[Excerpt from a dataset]
════════════════
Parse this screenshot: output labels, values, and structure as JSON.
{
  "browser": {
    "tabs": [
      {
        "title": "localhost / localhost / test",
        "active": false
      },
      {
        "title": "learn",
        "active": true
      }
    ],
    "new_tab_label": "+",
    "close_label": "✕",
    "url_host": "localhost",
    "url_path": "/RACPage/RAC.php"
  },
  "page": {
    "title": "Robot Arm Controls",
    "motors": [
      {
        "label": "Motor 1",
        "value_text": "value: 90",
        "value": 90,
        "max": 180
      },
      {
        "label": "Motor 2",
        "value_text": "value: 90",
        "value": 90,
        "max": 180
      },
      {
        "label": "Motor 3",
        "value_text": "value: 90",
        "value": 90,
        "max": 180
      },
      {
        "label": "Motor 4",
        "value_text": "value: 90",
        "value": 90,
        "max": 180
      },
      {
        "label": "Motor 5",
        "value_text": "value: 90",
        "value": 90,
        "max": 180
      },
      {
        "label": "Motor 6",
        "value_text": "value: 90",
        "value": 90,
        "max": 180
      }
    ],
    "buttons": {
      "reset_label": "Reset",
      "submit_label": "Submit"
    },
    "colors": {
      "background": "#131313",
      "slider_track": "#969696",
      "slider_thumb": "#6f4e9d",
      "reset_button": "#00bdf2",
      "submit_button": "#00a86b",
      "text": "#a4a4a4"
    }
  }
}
════════════════
→ **GIVEN PROBLEM**: Copy out all of the records above with nothing altered.

→ **SOLUTION**:
Parse this screenshot: output labels, values, and structure as JSON.
{
  "browser": {
    "tabs": [
      {
        "title": "localhost / localhost / test",
        "active": false
      },
      {
        "title": "learn",
        "active": true
      }
    ],
    "new_tab_label": "+",
    "close_label": "✕",
    "url_host": "localhost",
    "url_path": "/RACPage/RAC.php"
  },
  "page": {
    "title": "Robot Arm Controls",
    "motors": [
      {
        "label": "Motor 1",
        "value_text": "value: 90",
        "value": 90,
        "max": 180
      },
      {
        "label": "Motor 2",
        "value_text": "value: 90",
        "value": 90,
        "max": 180
      },
      {
        "label": "Motor 3",
        "value_text": "value: 90",
        "value": 90,
        "max": 180
      },
      {
        "label": "Motor 4",
        "value_text": "value: 90",
        "value": 90,
        "max": 180
      },
      {
        "label": "Motor 5",
        "value_text": "value: 90",
        "value": 90,
        "max": 180
      },
      {
        "label": "Motor 6",
        "value_text": "value: 90",
        "value": 90,
        "max": 180
      }
    ],
    "buttons": {
      "reset_label": "Reset",
      "submit_label": "Submit"
    },
    "colors": {
      "background": "#131313",
      "slider_track": "#969696",
      "slider_thumb": "#6f4e9d",
      "reset_button": "#00bdf2",
      "submit_button": "#00a86b",
      "text": "#a4a4a4"
    }
  }
}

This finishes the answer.